# Dataset excerpts start

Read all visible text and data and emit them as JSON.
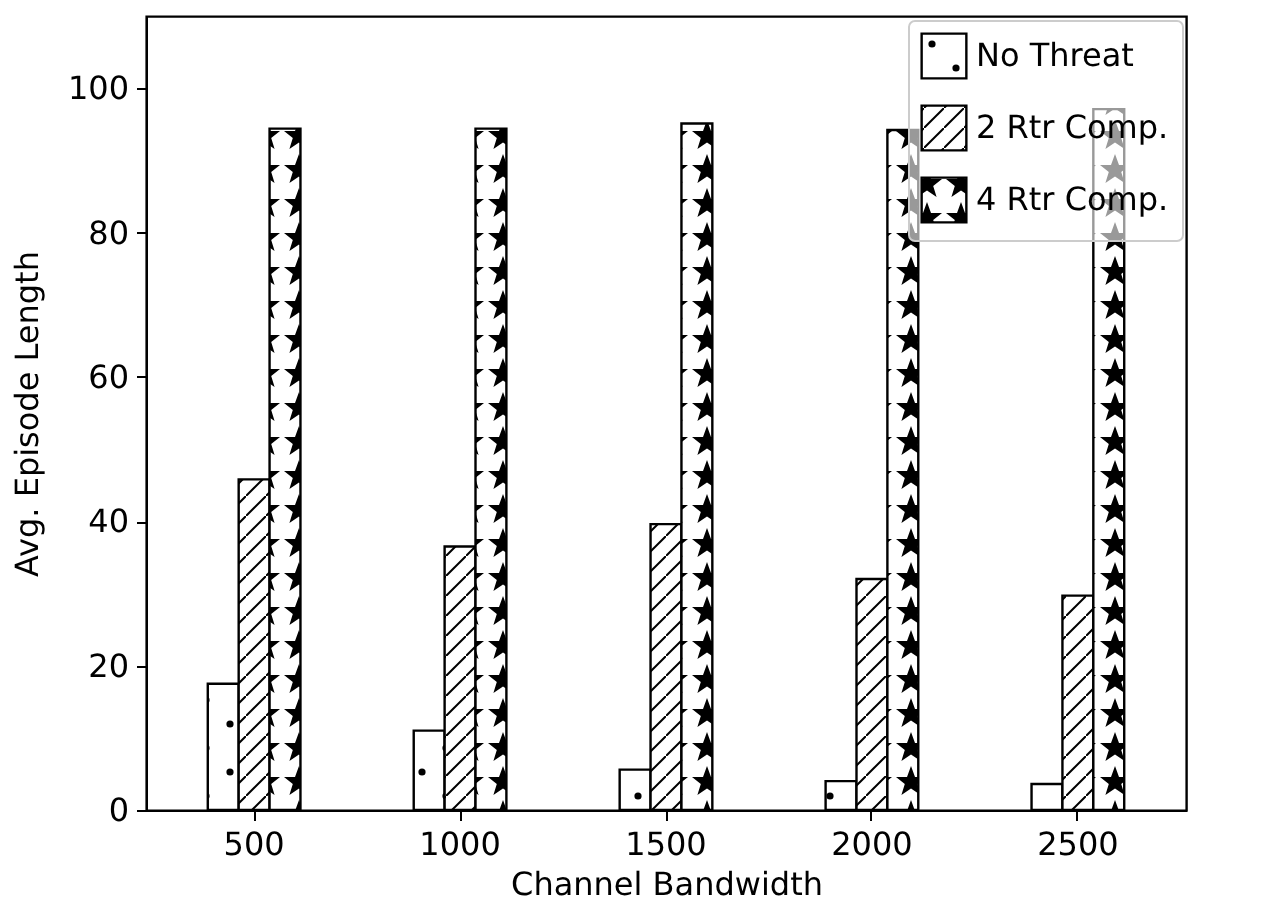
{
  "chart_data": {
    "type": "bar",
    "xlabel": "Channel Bandwidth",
    "ylabel": "Avg. Episode Length",
    "categories": [
      "500",
      "1000",
      "1500",
      "2000",
      "2500"
    ],
    "series": [
      {
        "name": "No Threat",
        "color": "#000000",
        "values": [
          17.5,
          11.0,
          5.6,
          4.0,
          3.6
        ]
      },
      {
        "name": "2 Rtr Comp.",
        "color": "#000000",
        "values": [
          45.8,
          36.5,
          39.6,
          32.0,
          29.7
        ]
      },
      {
        "name": "4 Rtr Comp.",
        "color": "#000000",
        "values": [
          94.4,
          94.4,
          95.1,
          94.2,
          97.1
        ]
      }
    ],
    "ylim": [
      0,
      110
    ],
    "yticks": [
      0,
      20,
      40,
      60,
      80,
      100
    ],
    "grid": false,
    "legend": "top right"
  }
}
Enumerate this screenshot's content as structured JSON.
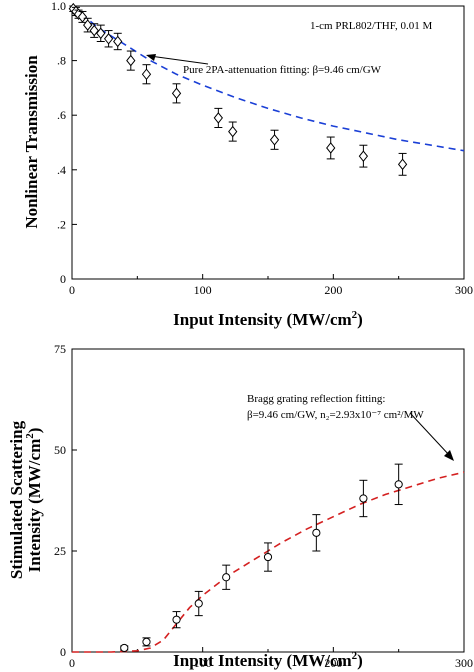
{
  "chart_data": [
    {
      "type": "scatter",
      "xlabel": "Input Intensity (MW/cm",
      "xlabel_sup": "2",
      "xlabel_tail": ")",
      "ylabel": "Nonlinear Transmission",
      "xlim": [
        0,
        300
      ],
      "ylim": [
        0,
        1.0
      ],
      "xticks": [
        "0",
        "100",
        "200",
        "300"
      ],
      "yticks": [
        "0",
        ".2",
        ".4",
        ".6",
        ".8",
        "1.0"
      ],
      "sample_label": "1-cm PRL802/THF, 0.01 M",
      "fit_label": "Pure 2PA-attenuation fitting: β=9.46 cm/GW",
      "fit_color": "#1a3fd6",
      "marker": "diamond",
      "points": [
        {
          "x": 1,
          "y": 0.99,
          "err": 0.01
        },
        {
          "x": 3,
          "y": 0.98,
          "err": 0.015
        },
        {
          "x": 5,
          "y": 0.97,
          "err": 0.015
        },
        {
          "x": 8,
          "y": 0.96,
          "err": 0.02
        },
        {
          "x": 12,
          "y": 0.93,
          "err": 0.025
        },
        {
          "x": 17,
          "y": 0.91,
          "err": 0.025
        },
        {
          "x": 22,
          "y": 0.9,
          "err": 0.03
        },
        {
          "x": 28,
          "y": 0.88,
          "err": 0.03
        },
        {
          "x": 35,
          "y": 0.87,
          "err": 0.03
        },
        {
          "x": 45,
          "y": 0.8,
          "err": 0.035
        },
        {
          "x": 57,
          "y": 0.75,
          "err": 0.035
        },
        {
          "x": 80,
          "y": 0.68,
          "err": 0.035
        },
        {
          "x": 112,
          "y": 0.59,
          "err": 0.035
        },
        {
          "x": 123,
          "y": 0.54,
          "err": 0.035
        },
        {
          "x": 155,
          "y": 0.51,
          "err": 0.035
        },
        {
          "x": 198,
          "y": 0.48,
          "err": 0.04
        },
        {
          "x": 223,
          "y": 0.45,
          "err": 0.04
        },
        {
          "x": 253,
          "y": 0.42,
          "err": 0.04
        }
      ],
      "fit": {
        "x": [
          0,
          10,
          20,
          30,
          40,
          50,
          60,
          80,
          100,
          125,
          150,
          175,
          200,
          225,
          250,
          275,
          300
        ],
        "y": [
          1.0,
          0.96,
          0.92,
          0.89,
          0.86,
          0.83,
          0.8,
          0.75,
          0.71,
          0.665,
          0.625,
          0.59,
          0.56,
          0.535,
          0.51,
          0.49,
          0.47
        ]
      }
    },
    {
      "type": "scatter",
      "xlabel": "Input Intensity (MW/cm",
      "xlabel_sup": "2",
      "xlabel_tail": ")",
      "ylabel_line1": "Stimulated Scattering",
      "ylabel_line2": "Intensity (MW/cm",
      "ylabel_sup": "2",
      "ylabel_tail": ")",
      "xlim": [
        0,
        300
      ],
      "ylim": [
        0,
        75
      ],
      "xticks": [
        "0",
        "100",
        "200",
        "300"
      ],
      "yticks": [
        "0",
        "25",
        "50",
        "75"
      ],
      "fit_label_line1": "Bragg grating reflection fitting:",
      "fit_label_line2": "β=9.46 cm/GW, n₂=2.93x10⁻⁷ cm²/MW",
      "fit_color": "#d42020",
      "marker": "circle",
      "points": [
        {
          "x": 40,
          "y": 1.0,
          "err": 0.5
        },
        {
          "x": 57,
          "y": 2.5,
          "err": 1.0
        },
        {
          "x": 80,
          "y": 8.0,
          "err": 2.0
        },
        {
          "x": 97,
          "y": 12.0,
          "err": 3.0
        },
        {
          "x": 118,
          "y": 18.5,
          "err": 3.0
        },
        {
          "x": 150,
          "y": 23.5,
          "err": 3.5
        },
        {
          "x": 187,
          "y": 29.5,
          "err": 4.5
        },
        {
          "x": 223,
          "y": 38.0,
          "err": 4.5
        },
        {
          "x": 250,
          "y": 41.5,
          "err": 5.0
        }
      ],
      "fit": {
        "x": [
          0,
          30,
          50,
          60,
          70,
          80,
          90,
          100,
          110,
          120,
          140,
          160,
          180,
          200,
          220,
          240,
          260,
          280,
          300
        ],
        "y": [
          0,
          0,
          0.3,
          1.0,
          3.0,
          7.0,
          11.0,
          14.0,
          16.5,
          19.0,
          23.0,
          27.0,
          30.5,
          33.5,
          36.5,
          39.0,
          41.0,
          43.0,
          44.5
        ]
      }
    }
  ]
}
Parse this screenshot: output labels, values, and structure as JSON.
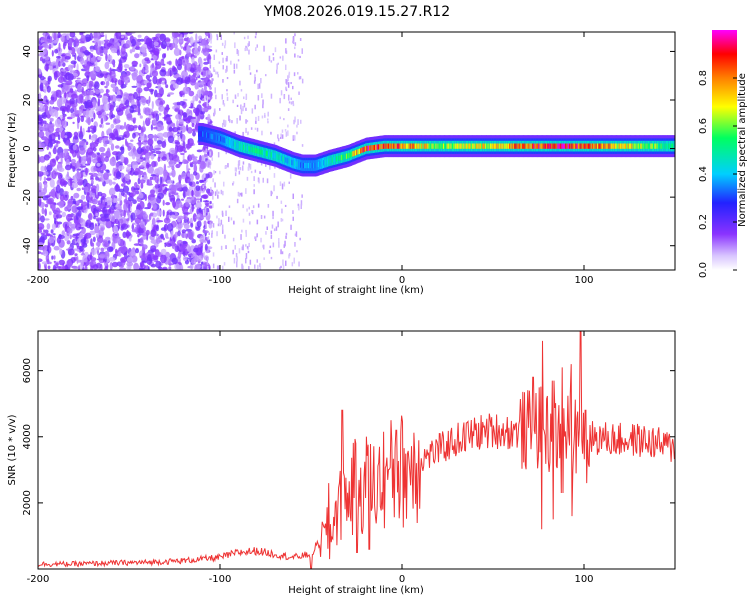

# Dataset excerpts end

Task description: Each line of the data should be quoted exactly, with pictures left out.

The solution:
Read all visible text and data and emit them as JSON.
{
  "chart_data": {
    "type": "bar",
    "xlabel": "Channel Bandwidth",
    "ylabel": "Avg. Episode Length",
    "categories": [
      "500",
      "1000",
      "1500",
      "2000",
      "2500"
    ],
    "series": [
      {
        "name": "No Threat",
        "color": "#000000",
        "values": [
          17.5,
          11.0,
          5.6,
          4.0,
          3.6
        ]
      },
      {
        "name": "2 Rtr Comp.",
        "color": "#000000",
        "values": [
          45.8,
          36.5,
          39.6,
          32.0,
          29.7
        ]
      },
      {
        "name": "4 Rtr Comp.",
        "color": "#000000",
        "values": [
          94.4,
          94.4,
          95.1,
          94.2,
          97.1
        ]
      }
    ],
    "ylim": [
      0,
      110
    ],
    "yticks": [
      0,
      20,
      40,
      60,
      80,
      100
    ],
    "grid": false,
    "legend": "top right"
  }
}
Enumerate this screenshot's content as structured JSON.
{
  "chart_data": [
    {
      "type": "scatter",
      "xlabel": "Input Intensity (MW/cm",
      "xlabel_sup": "2",
      "xlabel_tail": ")",
      "ylabel": "Nonlinear Transmission",
      "xlim": [
        0,
        300
      ],
      "ylim": [
        0,
        1.0
      ],
      "xticks": [
        "0",
        "100",
        "200",
        "300"
      ],
      "yticks": [
        "0",
        ".2",
        ".4",
        ".6",
        ".8",
        "1.0"
      ],
      "sample_label": "1-cm PRL802/THF, 0.01 M",
      "fit_label": "Pure 2PA-attenuation fitting: β=9.46 cm/GW",
      "fit_color": "#1a3fd6",
      "marker": "diamond",
      "points": [
        {
          "x": 1,
          "y": 0.99,
          "err": 0.01
        },
        {
          "x": 3,
          "y": 0.98,
          "err": 0.015
        },
        {
          "x": 5,
          "y": 0.97,
          "err": 0.015
        },
        {
          "x": 8,
          "y": 0.96,
          "err": 0.02
        },
        {
          "x": 12,
          "y": 0.93,
          "err": 0.025
        },
        {
          "x": 17,
          "y": 0.91,
          "err": 0.025
        },
        {
          "x": 22,
          "y": 0.9,
          "err": 0.03
        },
        {
          "x": 28,
          "y": 0.88,
          "err": 0.03
        },
        {
          "x": 35,
          "y": 0.87,
          "err": 0.03
        },
        {
          "x": 45,
          "y": 0.8,
          "err": 0.035
        },
        {
          "x": 57,
          "y": 0.75,
          "err": 0.035
        },
        {
          "x": 80,
          "y": 0.68,
          "err": 0.035
        },
        {
          "x": 112,
          "y": 0.59,
          "err": 0.035
        },
        {
          "x": 123,
          "y": 0.54,
          "err": 0.035
        },
        {
          "x": 155,
          "y": 0.51,
          "err": 0.035
        },
        {
          "x": 198,
          "y": 0.48,
          "err": 0.04
        },
        {
          "x": 223,
          "y": 0.45,
          "err": 0.04
        },
        {
          "x": 253,
          "y": 0.42,
          "err": 0.04
        }
      ],
      "fit": {
        "x": [
          0,
          10,
          20,
          30,
          40,
          50,
          60,
          80,
          100,
          125,
          150,
          175,
          200,
          225,
          250,
          275,
          300
        ],
        "y": [
          1.0,
          0.96,
          0.92,
          0.89,
          0.86,
          0.83,
          0.8,
          0.75,
          0.71,
          0.665,
          0.625,
          0.59,
          0.56,
          0.535,
          0.51,
          0.49,
          0.47
        ]
      }
    },
    {
      "type": "scatter",
      "xlabel": "Input Intensity (MW/cm",
      "xlabel_sup": "2",
      "xlabel_tail": ")",
      "ylabel_line1": "Stimulated Scattering",
      "ylabel_line2": "Intensity (MW/cm",
      "ylabel_sup": "2",
      "ylabel_tail": ")",
      "xlim": [
        0,
        300
      ],
      "ylim": [
        0,
        75
      ],
      "xticks": [
        "0",
        "100",
        "200",
        "300"
      ],
      "yticks": [
        "0",
        "25",
        "50",
        "75"
      ],
      "fit_label_line1": "Bragg grating reflection fitting:",
      "fit_label_line2": "β=9.46 cm/GW, n₂=2.93x10⁻⁷ cm²/MW",
      "fit_color": "#d42020",
      "marker": "circle",
      "points": [
        {
          "x": 40,
          "y": 1.0,
          "err": 0.5
        },
        {
          "x": 57,
          "y": 2.5,
          "err": 1.0
        },
        {
          "x": 80,
          "y": 8.0,
          "err": 2.0
        },
        {
          "x": 97,
          "y": 12.0,
          "err": 3.0
        },
        {
          "x": 118,
          "y": 18.5,
          "err": 3.0
        },
        {
          "x": 150,
          "y": 23.5,
          "err": 3.5
        },
        {
          "x": 187,
          "y": 29.5,
          "err": 4.5
        },
        {
          "x": 223,
          "y": 38.0,
          "err": 4.5
        },
        {
          "x": 250,
          "y": 41.5,
          "err": 5.0
        }
      ],
      "fit": {
        "x": [
          0,
          30,
          50,
          60,
          70,
          80,
          90,
          100,
          110,
          120,
          140,
          160,
          180,
          200,
          220,
          240,
          260,
          280,
          300
        ],
        "y": [
          0,
          0,
          0.3,
          1.0,
          3.0,
          7.0,
          11.0,
          14.0,
          16.5,
          19.0,
          23.0,
          27.0,
          30.5,
          33.5,
          36.5,
          39.0,
          41.0,
          43.0,
          44.5
        ]
      }
    }
  ]
}
Parse this screenshot: output labels, values, and structure as JSON.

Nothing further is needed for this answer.